= Dataset entries =
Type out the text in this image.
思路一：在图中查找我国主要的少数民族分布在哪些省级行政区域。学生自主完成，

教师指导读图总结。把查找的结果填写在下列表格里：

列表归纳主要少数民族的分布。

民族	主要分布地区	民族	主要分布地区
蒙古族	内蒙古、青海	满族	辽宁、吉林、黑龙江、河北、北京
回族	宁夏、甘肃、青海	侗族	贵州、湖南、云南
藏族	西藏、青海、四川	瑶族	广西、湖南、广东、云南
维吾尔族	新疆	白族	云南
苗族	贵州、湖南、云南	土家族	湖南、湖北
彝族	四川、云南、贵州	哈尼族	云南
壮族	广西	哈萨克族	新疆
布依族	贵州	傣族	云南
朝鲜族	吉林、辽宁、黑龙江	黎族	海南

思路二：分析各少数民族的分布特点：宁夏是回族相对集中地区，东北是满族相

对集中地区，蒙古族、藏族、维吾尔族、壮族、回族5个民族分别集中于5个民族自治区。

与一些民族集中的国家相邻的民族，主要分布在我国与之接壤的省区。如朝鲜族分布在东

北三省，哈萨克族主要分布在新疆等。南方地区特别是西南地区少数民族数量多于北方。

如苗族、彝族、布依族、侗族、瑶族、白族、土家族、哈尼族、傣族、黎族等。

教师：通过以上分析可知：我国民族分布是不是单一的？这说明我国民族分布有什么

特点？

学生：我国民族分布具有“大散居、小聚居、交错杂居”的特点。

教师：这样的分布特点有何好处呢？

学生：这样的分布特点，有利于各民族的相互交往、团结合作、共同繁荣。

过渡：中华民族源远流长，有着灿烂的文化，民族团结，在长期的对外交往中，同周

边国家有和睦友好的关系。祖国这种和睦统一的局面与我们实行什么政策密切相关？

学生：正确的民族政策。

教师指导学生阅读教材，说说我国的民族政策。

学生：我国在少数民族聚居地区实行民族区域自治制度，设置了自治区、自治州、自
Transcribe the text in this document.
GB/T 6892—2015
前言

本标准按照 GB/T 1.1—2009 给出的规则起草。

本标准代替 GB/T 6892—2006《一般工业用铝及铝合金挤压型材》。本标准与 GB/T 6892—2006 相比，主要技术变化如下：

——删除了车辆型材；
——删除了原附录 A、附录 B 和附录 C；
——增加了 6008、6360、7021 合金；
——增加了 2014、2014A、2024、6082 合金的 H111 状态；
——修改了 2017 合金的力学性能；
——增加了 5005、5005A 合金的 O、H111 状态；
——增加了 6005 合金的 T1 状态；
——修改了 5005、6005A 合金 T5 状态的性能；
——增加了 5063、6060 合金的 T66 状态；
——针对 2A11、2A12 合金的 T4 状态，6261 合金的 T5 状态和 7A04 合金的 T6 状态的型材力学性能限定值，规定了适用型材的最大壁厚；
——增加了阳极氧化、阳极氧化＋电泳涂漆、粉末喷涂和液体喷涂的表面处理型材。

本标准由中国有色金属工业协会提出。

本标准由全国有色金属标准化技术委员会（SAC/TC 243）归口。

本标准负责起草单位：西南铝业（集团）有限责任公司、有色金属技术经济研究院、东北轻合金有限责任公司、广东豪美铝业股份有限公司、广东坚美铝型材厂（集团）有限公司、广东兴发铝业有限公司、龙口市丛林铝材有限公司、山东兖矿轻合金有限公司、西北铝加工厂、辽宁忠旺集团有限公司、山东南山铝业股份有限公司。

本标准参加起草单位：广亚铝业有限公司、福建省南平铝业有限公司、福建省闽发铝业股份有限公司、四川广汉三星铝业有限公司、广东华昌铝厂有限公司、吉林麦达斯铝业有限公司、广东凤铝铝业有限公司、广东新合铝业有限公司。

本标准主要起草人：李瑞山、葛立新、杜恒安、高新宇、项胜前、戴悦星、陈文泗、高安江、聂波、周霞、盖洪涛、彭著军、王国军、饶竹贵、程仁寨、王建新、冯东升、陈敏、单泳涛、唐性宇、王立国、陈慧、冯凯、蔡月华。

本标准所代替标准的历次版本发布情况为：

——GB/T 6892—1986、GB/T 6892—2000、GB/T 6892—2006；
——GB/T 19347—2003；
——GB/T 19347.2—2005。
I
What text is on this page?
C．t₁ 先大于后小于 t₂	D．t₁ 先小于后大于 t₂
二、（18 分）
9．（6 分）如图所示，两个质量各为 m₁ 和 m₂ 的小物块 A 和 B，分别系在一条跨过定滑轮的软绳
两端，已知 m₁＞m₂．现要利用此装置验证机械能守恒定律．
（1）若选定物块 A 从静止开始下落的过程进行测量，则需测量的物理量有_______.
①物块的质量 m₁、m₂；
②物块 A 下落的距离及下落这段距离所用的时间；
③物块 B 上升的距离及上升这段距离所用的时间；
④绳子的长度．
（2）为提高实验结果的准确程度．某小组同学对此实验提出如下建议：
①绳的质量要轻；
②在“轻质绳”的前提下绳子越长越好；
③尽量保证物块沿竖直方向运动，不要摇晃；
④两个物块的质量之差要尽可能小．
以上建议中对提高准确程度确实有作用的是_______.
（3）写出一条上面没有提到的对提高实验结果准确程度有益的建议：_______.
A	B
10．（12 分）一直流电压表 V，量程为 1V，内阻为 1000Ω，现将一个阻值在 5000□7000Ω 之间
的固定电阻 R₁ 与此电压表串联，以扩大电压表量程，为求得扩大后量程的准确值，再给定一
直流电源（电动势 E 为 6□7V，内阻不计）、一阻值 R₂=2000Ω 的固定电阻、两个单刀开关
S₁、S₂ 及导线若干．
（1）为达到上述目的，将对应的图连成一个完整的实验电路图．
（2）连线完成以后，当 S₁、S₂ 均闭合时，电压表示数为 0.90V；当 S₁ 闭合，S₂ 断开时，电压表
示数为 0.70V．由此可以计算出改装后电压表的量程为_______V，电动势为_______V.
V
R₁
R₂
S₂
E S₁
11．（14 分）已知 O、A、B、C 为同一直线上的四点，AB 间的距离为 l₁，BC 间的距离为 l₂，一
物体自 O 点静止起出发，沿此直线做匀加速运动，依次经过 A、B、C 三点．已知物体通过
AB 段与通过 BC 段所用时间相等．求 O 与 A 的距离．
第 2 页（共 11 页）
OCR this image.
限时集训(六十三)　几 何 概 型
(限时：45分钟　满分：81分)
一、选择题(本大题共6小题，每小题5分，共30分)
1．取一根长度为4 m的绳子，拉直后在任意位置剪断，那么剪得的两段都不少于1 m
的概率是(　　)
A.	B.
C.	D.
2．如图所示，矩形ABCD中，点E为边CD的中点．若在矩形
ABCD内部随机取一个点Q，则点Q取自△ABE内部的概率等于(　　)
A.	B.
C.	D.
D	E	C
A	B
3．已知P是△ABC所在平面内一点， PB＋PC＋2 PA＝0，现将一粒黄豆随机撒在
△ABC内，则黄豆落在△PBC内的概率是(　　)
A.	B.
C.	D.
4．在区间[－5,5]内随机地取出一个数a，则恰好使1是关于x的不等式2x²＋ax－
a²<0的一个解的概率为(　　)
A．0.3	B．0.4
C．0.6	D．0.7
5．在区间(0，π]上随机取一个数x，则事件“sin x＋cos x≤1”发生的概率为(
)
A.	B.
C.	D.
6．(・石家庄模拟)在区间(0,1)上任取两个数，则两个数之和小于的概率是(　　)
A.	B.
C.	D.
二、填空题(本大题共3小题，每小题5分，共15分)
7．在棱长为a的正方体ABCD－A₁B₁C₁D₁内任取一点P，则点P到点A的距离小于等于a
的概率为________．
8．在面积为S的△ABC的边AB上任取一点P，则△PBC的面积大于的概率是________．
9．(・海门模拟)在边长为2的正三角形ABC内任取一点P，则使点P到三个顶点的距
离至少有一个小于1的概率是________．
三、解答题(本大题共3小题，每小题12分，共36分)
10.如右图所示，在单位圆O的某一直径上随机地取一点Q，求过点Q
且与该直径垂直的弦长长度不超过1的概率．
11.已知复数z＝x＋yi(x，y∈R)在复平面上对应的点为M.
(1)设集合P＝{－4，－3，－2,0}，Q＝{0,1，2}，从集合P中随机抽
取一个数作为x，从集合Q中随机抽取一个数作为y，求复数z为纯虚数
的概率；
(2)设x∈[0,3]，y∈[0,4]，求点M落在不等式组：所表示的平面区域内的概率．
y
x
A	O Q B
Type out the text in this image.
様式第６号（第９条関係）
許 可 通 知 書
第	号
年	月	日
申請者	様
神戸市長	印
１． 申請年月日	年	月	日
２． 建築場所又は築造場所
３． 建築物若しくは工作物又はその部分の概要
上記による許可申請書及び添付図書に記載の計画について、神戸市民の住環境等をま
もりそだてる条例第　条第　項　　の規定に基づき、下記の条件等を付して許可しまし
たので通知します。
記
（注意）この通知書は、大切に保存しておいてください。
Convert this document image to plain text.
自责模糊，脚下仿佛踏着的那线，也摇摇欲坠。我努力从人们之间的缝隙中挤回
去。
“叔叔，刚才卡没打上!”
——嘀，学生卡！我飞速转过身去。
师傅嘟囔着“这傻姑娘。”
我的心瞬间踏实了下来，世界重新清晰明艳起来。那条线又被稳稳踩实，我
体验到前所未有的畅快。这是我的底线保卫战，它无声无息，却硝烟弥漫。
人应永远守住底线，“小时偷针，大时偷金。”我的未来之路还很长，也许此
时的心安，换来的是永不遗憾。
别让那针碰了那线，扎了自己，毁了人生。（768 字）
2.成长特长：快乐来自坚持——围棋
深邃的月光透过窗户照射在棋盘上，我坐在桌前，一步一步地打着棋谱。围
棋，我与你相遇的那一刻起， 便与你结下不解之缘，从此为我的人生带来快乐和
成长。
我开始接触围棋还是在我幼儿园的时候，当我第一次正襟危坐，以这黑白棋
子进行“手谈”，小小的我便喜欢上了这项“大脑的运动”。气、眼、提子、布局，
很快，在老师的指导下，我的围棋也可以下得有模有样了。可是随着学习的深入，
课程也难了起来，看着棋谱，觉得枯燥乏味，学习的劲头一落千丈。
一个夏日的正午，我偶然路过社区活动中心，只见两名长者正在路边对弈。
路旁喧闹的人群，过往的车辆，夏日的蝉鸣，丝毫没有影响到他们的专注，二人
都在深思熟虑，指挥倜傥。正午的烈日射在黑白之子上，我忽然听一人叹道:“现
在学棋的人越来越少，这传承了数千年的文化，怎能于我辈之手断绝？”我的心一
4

= The problem =
Collect every line above that contains the word "document".

= Solution below =
Transcribe the text in this document.
Convert this document image to plain text.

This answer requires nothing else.